[Your goal]: Your task is to reproduce the entries below word for word.

[Available data]:
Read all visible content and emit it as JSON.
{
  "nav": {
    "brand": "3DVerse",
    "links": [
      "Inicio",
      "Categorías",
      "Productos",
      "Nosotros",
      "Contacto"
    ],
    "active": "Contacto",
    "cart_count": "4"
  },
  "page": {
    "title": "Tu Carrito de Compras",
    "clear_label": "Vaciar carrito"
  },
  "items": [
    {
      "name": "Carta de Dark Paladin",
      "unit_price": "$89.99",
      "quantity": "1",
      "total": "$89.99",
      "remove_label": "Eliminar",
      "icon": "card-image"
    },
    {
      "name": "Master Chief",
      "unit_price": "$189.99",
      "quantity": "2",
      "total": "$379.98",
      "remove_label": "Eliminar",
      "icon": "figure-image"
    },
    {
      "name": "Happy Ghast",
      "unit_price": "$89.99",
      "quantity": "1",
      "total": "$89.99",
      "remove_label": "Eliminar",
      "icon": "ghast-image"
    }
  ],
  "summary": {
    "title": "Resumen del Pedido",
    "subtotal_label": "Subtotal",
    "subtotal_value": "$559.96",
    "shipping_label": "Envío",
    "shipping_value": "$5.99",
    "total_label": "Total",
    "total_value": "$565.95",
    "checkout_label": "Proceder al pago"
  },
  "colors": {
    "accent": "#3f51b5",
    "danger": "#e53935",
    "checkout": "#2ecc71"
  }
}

[Expected answer]:
Read all visible content and emit it as JSON.
{
  "nav": {
    "brand": "3DVerse",
    "links": [
      "Inicio",
      "Categorías",
      "Productos",
      "Nosotros",
      "Contacto"
    ],
    "active": "Contacto",
    "cart_count": "4"
  },
  "page": {
    "title": "Tu Carrito de Compras",
    "clear_label": "Vaciar carrito"
  },
  "items": [
    {
      "name": "Carta de Dark Paladin",
      "unit_price": "$89.99",
      "quantity": "1",
      "total": "$89.99",
      "remove_label": "Eliminar",
      "icon": "card-image"
    },
    {
      "name": "Master Chief",
      "unit_price": "$189.99",
      "quantity": "2",
      "total": "$379.98",
      "remove_label": "Eliminar",
      "icon": "figure-image"
    },
    {
      "name": "Happy Ghast",
      "unit_price": "$89.99",
      "quantity": "1",
      "total": "$89.99",
      "remove_label": "Eliminar",
      "icon": "ghast-image"
    }
  ],
  "summary": {
    "title": "Resumen del Pedido",
    "subtotal_label": "Subtotal",
    "subtotal_value": "$559.96",
    "shipping_label": "Envío",
    "shipping_value": "$5.99",
    "total_label": "Total",
    "total_value": "$565.95",
    "checkout_label": "Proceder al pago"
  },
  "colors": {
    "accent": "#3f51b5",
    "danger": "#e53935",
    "checkout": "#2ecc71"
  }
}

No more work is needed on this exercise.